* **SET TASK**: Copy out all the lines exactly. Omit pictures.

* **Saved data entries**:
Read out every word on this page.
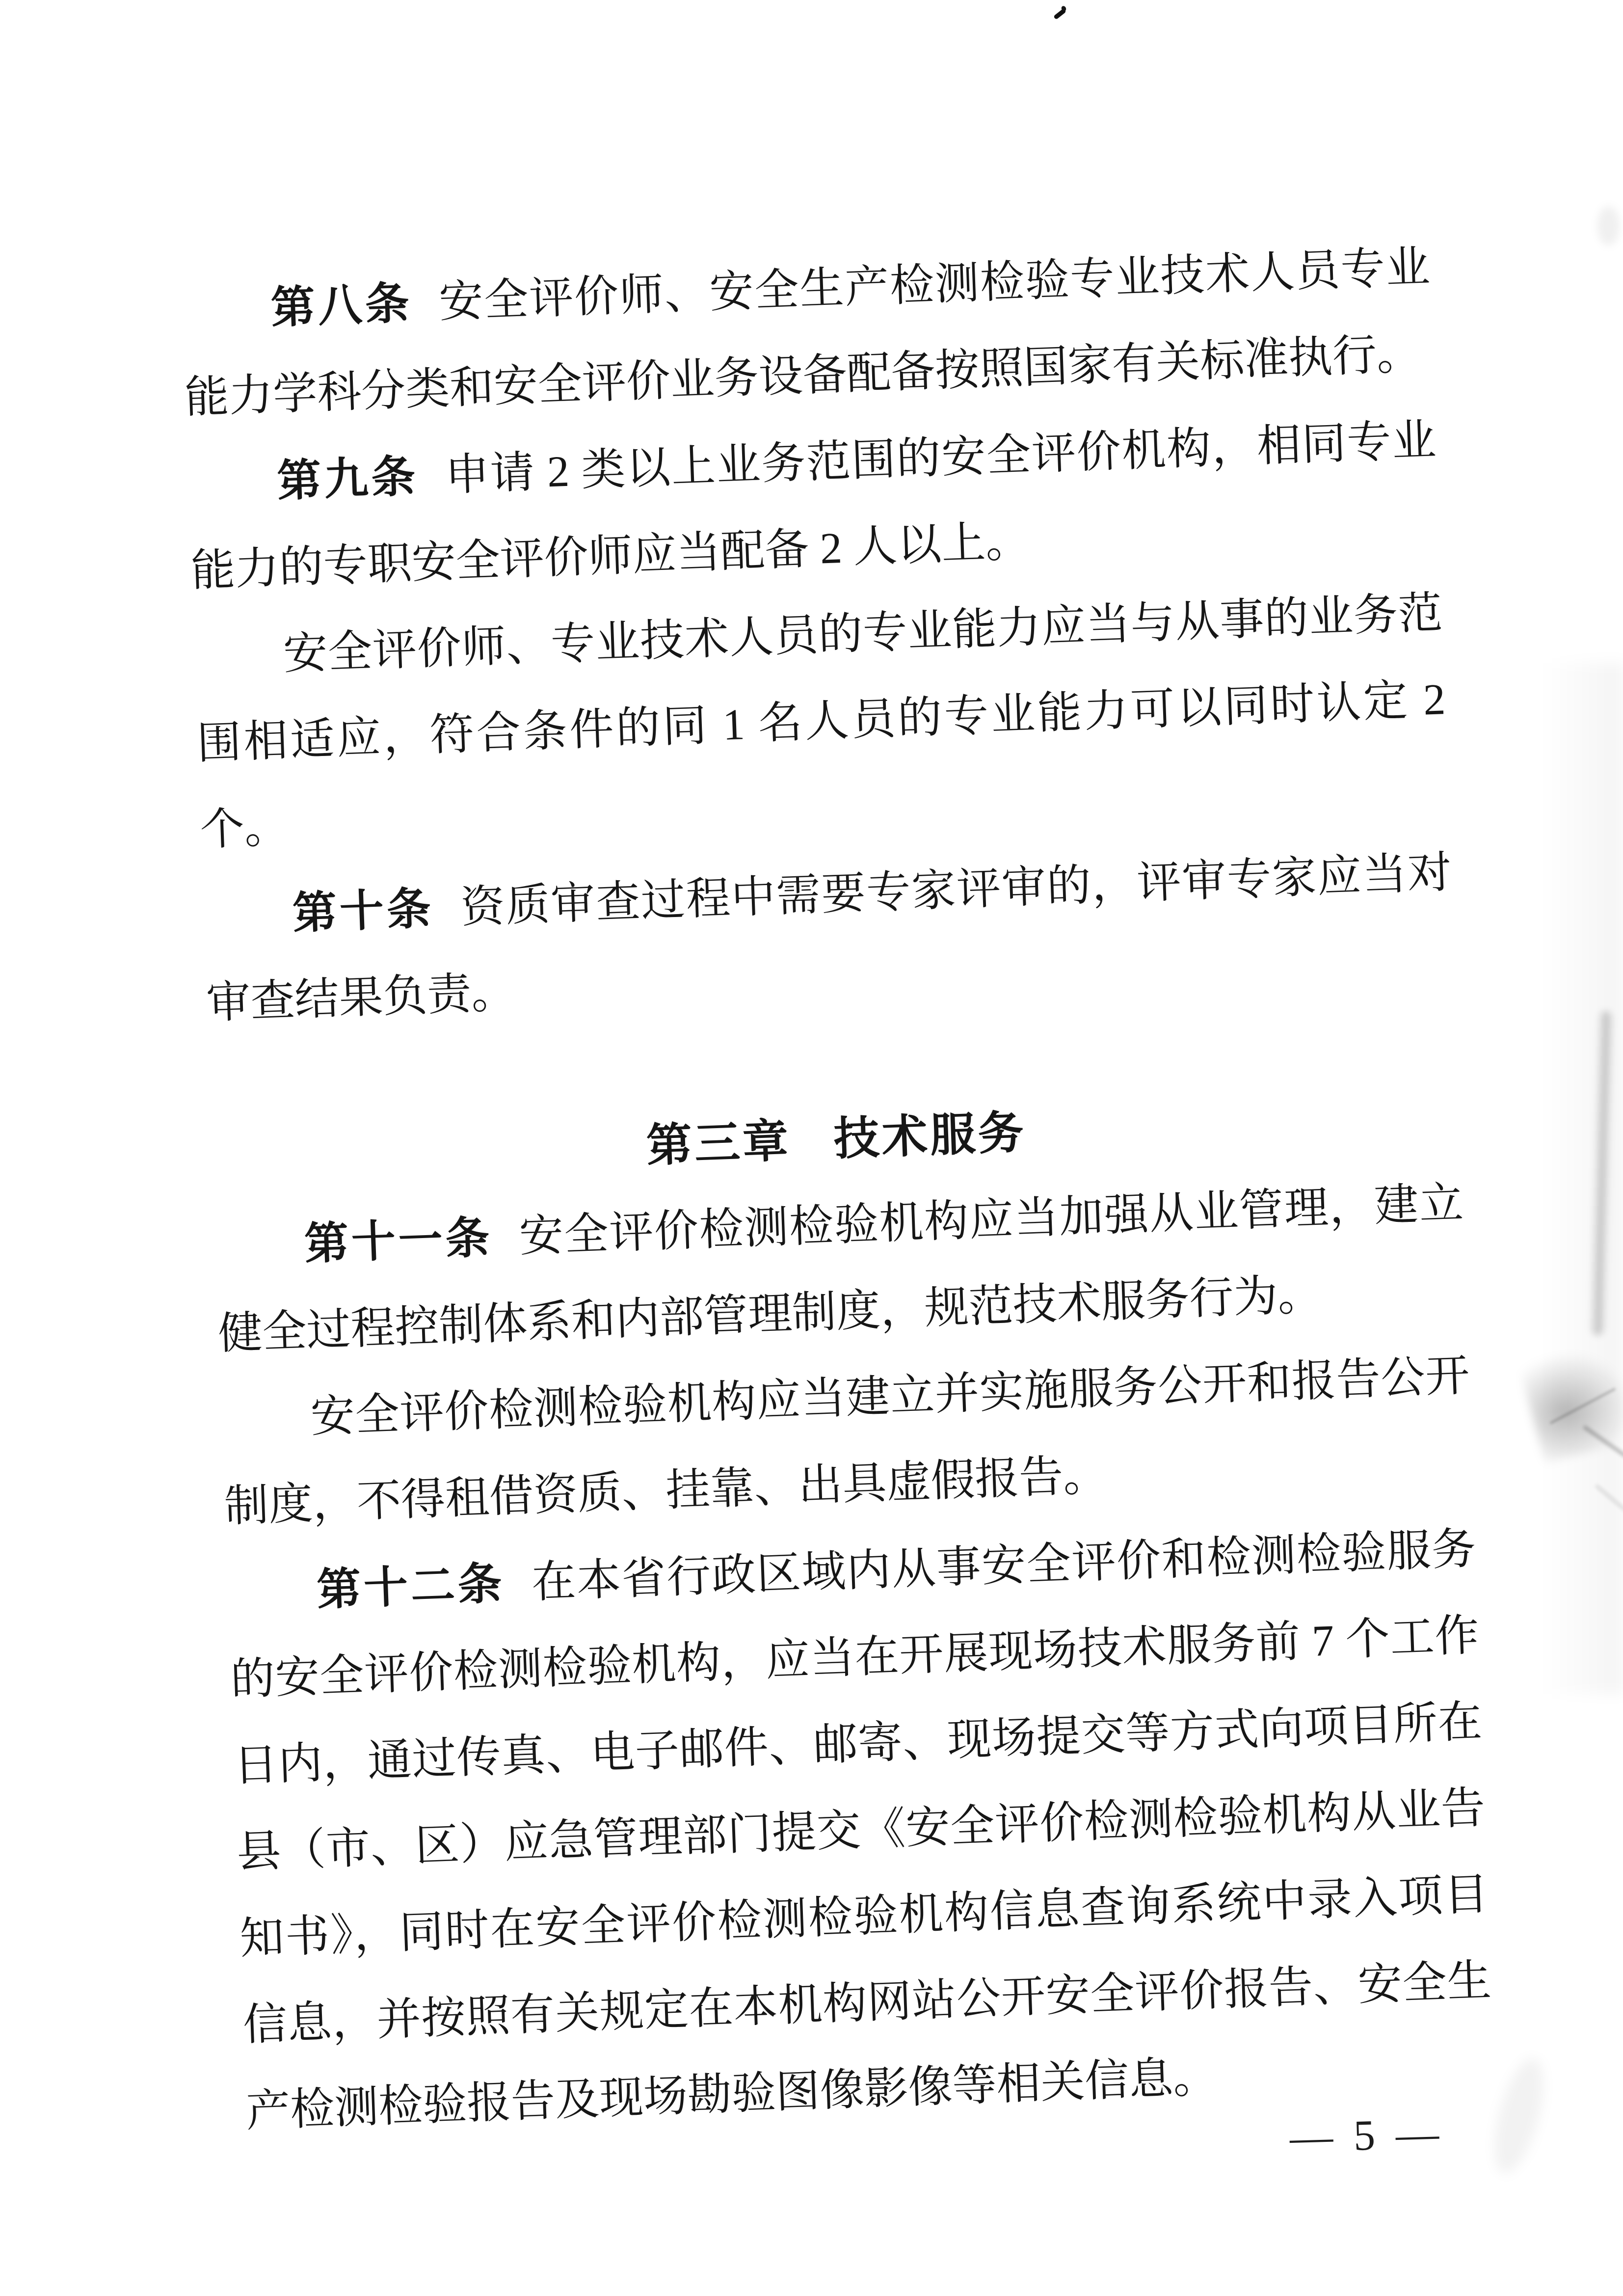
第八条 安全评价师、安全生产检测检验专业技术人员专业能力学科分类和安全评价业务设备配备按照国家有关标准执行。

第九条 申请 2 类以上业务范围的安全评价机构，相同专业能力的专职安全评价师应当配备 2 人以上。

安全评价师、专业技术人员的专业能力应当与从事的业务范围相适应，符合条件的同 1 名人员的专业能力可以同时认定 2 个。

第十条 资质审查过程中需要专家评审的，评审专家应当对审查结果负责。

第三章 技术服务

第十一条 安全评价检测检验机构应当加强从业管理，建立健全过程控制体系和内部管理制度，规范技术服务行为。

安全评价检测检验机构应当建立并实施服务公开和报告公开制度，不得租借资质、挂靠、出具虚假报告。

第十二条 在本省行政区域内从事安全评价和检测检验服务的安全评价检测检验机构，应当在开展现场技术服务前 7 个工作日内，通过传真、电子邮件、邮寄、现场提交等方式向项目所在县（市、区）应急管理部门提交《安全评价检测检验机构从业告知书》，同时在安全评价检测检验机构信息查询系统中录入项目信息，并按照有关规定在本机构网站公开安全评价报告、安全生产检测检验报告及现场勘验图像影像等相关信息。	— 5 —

* **EXERCISE OUTPUT**:
Read out every word on this page.
第八条 安全评价师、安全生产检测检验专业技术人员专业能力学科分类和安全评价业务设备配备按照国家有关标准执行。

第九条 申请 2 类以上业务范围的安全评价机构，相同专业能力的专职安全评价师应当配备 2 人以上。

安全评价师、专业技术人员的专业能力应当与从事的业务范围相适应，符合条件的同 1 名人员的专业能力可以同时认定 2 个。

第十条 资质审查过程中需要专家评审的，评审专家应当对审查结果负责。

第三章 技术服务

第十一条 安全评价检测检验机构应当加强从业管理，建立健全过程控制体系和内部管理制度，规范技术服务行为。

安全评价检测检验机构应当建立并实施服务公开和报告公开制度，不得租借资质、挂靠、出具虚假报告。

第十二条 在本省行政区域内从事安全评价和检测检验服务的安全评价检测检验机构，应当在开展现场技术服务前 7 个工作日内，通过传真、电子邮件、邮寄、现场提交等方式向项目所在县（市、区）应急管理部门提交《安全评价检测检验机构从业告知书》，同时在安全评价检测检验机构信息查询系统中录入项目信息，并按照有关规定在本机构网站公开安全评价报告、安全生产检测检验报告及现场勘验图像影像等相关信息。	— 5 —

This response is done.